* Records to use:

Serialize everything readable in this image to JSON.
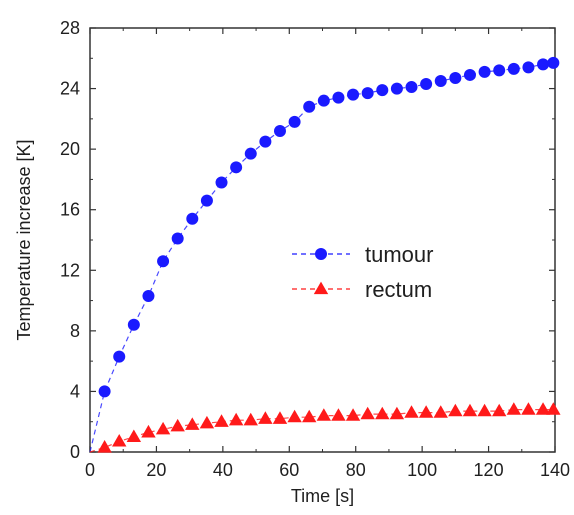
{
  "chart_data": {
    "type": "scatter",
    "title": "",
    "xlabel": "Time [s]",
    "ylabel": "Temperature increase [K]",
    "xlim": [
      0,
      140
    ],
    "ylim": [
      0,
      28
    ],
    "xticks": [
      0,
      20,
      40,
      60,
      80,
      100,
      120,
      140
    ],
    "yticks": [
      0,
      4,
      8,
      12,
      16,
      20,
      24,
      28
    ],
    "xtick_labels": [
      "0",
      "20",
      "40",
      "60",
      "80",
      "100",
      "120",
      "140"
    ],
    "ytick_labels": [
      "0",
      "4",
      "8",
      "12",
      "16",
      "20",
      "24",
      "28"
    ],
    "grid": false,
    "legend_position": "center-right",
    "series": [
      {
        "name": "tumour",
        "color": "#1a1aff",
        "marker": "circle",
        "line_style": "dashed",
        "x": [
          0,
          4.4,
          8.8,
          13.2,
          17.6,
          22,
          26.4,
          30.8,
          35.2,
          39.6,
          44,
          48.4,
          52.8,
          57.2,
          61.6,
          66,
          70.4,
          74.8,
          79.2,
          83.6,
          88,
          92.4,
          96.8,
          101.2,
          105.6,
          110,
          114.4,
          118.8,
          123.2,
          127.6,
          132,
          136.4,
          139.5
        ],
        "y": [
          0,
          4.0,
          6.3,
          8.4,
          10.3,
          12.6,
          14.1,
          15.4,
          16.6,
          17.8,
          18.8,
          19.7,
          20.5,
          21.2,
          21.8,
          22.8,
          23.2,
          23.4,
          23.6,
          23.7,
          23.9,
          24.0,
          24.1,
          24.3,
          24.5,
          24.7,
          24.9,
          25.1,
          25.2,
          25.3,
          25.4,
          25.6,
          25.7
        ]
      },
      {
        "name": "rectum",
        "color": "#ff1a1a",
        "marker": "triangle",
        "line_style": "dashed",
        "x": [
          0,
          4.4,
          8.8,
          13.2,
          17.6,
          22,
          26.4,
          30.8,
          35.2,
          39.6,
          44,
          48.4,
          52.8,
          57.2,
          61.6,
          66,
          70.4,
          74.8,
          79.2,
          83.6,
          88,
          92.4,
          96.8,
          101.2,
          105.6,
          110,
          114.4,
          118.8,
          123.2,
          127.6,
          132,
          136.4,
          139.5
        ],
        "y": [
          0,
          0.3,
          0.7,
          1.0,
          1.3,
          1.5,
          1.7,
          1.8,
          1.9,
          2.0,
          2.1,
          2.1,
          2.2,
          2.2,
          2.3,
          2.3,
          2.4,
          2.4,
          2.4,
          2.5,
          2.5,
          2.5,
          2.6,
          2.6,
          2.6,
          2.7,
          2.7,
          2.7,
          2.7,
          2.8,
          2.8,
          2.8,
          2.8
        ]
      }
    ]
  }
}
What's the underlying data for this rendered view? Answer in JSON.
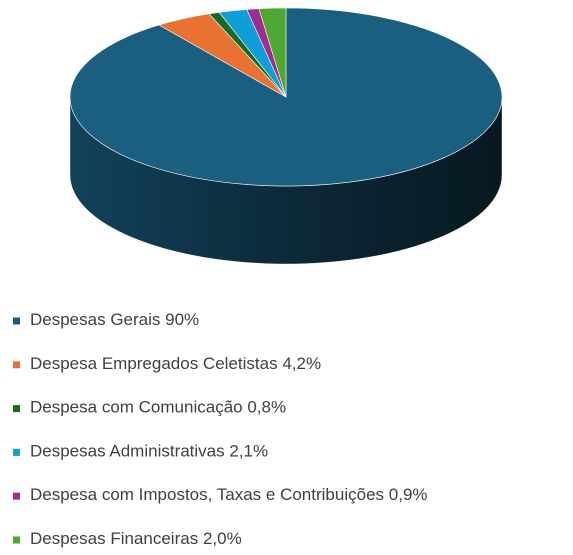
{
  "chart_data": {
    "type": "pie3d",
    "categories": [
      "Despesas Gerais",
      "Despesa Empregados Celetistas",
      "Despesa com Comunicação",
      "Despesas Administrativas",
      "Despesa com Impostos, Taxas e Contribuições",
      "Despesas Financeiras"
    ],
    "values": [
      90,
      4.2,
      0.8,
      2.1,
      0.9,
      2.0
    ],
    "value_labels": [
      "90%",
      "4,2%",
      "0,8%",
      "2,1%",
      "0,9%",
      "2,0%"
    ],
    "colors": [
      "#1a5e80",
      "#e97132",
      "#196b24",
      "#0f9ed5",
      "#a02b93",
      "#4ea72e"
    ],
    "legend": "bottom"
  }
}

* Aim of the exercise: Replicate the material above verbatim; images stay out of the copy.

* Complete output:
Serialize everything readable in this image to JSON.
{
  "chart_data": {
    "type": "scatter",
    "title": "",
    "xlabel": "Time [s]",
    "ylabel": "Temperature increase [K]",
    "xlim": [
      0,
      140
    ],
    "ylim": [
      0,
      28
    ],
    "xticks": [
      0,
      20,
      40,
      60,
      80,
      100,
      120,
      140
    ],
    "yticks": [
      0,
      4,
      8,
      12,
      16,
      20,
      24,
      28
    ],
    "xtick_labels": [
      "0",
      "20",
      "40",
      "60",
      "80",
      "100",
      "120",
      "140"
    ],
    "ytick_labels": [
      "0",
      "4",
      "8",
      "12",
      "16",
      "20",
      "24",
      "28"
    ],
    "grid": false,
    "legend_position": "center-right",
    "series": [
      {
        "name": "tumour",
        "color": "#1a1aff",
        "marker": "circle",
        "line_style": "dashed",
        "x": [
          0,
          4.4,
          8.8,
          13.2,
          17.6,
          22,
          26.4,
          30.8,
          35.2,
          39.6,
          44,
          48.4,
          52.8,
          57.2,
          61.6,
          66,
          70.4,
          74.8,
          79.2,
          83.6,
          88,
          92.4,
          96.8,
          101.2,
          105.6,
          110,
          114.4,
          118.8,
          123.2,
          127.6,
          132,
          136.4,
          139.5
        ],
        "y": [
          0,
          4.0,
          6.3,
          8.4,
          10.3,
          12.6,
          14.1,
          15.4,
          16.6,
          17.8,
          18.8,
          19.7,
          20.5,
          21.2,
          21.8,
          22.8,
          23.2,
          23.4,
          23.6,
          23.7,
          23.9,
          24.0,
          24.1,
          24.3,
          24.5,
          24.7,
          24.9,
          25.1,
          25.2,
          25.3,
          25.4,
          25.6,
          25.7
        ]
      },
      {
        "name": "rectum",
        "color": "#ff1a1a",
        "marker": "triangle",
        "line_style": "dashed",
        "x": [
          0,
          4.4,
          8.8,
          13.2,
          17.6,
          22,
          26.4,
          30.8,
          35.2,
          39.6,
          44,
          48.4,
          52.8,
          57.2,
          61.6,
          66,
          70.4,
          74.8,
          79.2,
          83.6,
          88,
          92.4,
          96.8,
          101.2,
          105.6,
          110,
          114.4,
          118.8,
          123.2,
          127.6,
          132,
          136.4,
          139.5
        ],
        "y": [
          0,
          0.3,
          0.7,
          1.0,
          1.3,
          1.5,
          1.7,
          1.8,
          1.9,
          2.0,
          2.1,
          2.1,
          2.2,
          2.2,
          2.3,
          2.3,
          2.4,
          2.4,
          2.4,
          2.5,
          2.5,
          2.5,
          2.6,
          2.6,
          2.6,
          2.7,
          2.7,
          2.7,
          2.7,
          2.8,
          2.8,
          2.8,
          2.8
        ]
      }
    ]
  }
}
What's the underlying data for this rendered view? Answer in JSON.
{
  "chart_data": {
    "type": "pie3d",
    "categories": [
      "Despesas Gerais",
      "Despesa Empregados Celetistas",
      "Despesa com Comunicação",
      "Despesas Administrativas",
      "Despesa com Impostos, Taxas e Contribuições",
      "Despesas Financeiras"
    ],
    "values": [
      90,
      4.2,
      0.8,
      2.1,
      0.9,
      2.0
    ],
    "value_labels": [
      "90%",
      "4,2%",
      "0,8%",
      "2,1%",
      "0,9%",
      "2,0%"
    ],
    "colors": [
      "#1a5e80",
      "#e97132",
      "#196b24",
      "#0f9ed5",
      "#a02b93",
      "#4ea72e"
    ],
    "legend": "bottom"
  }
}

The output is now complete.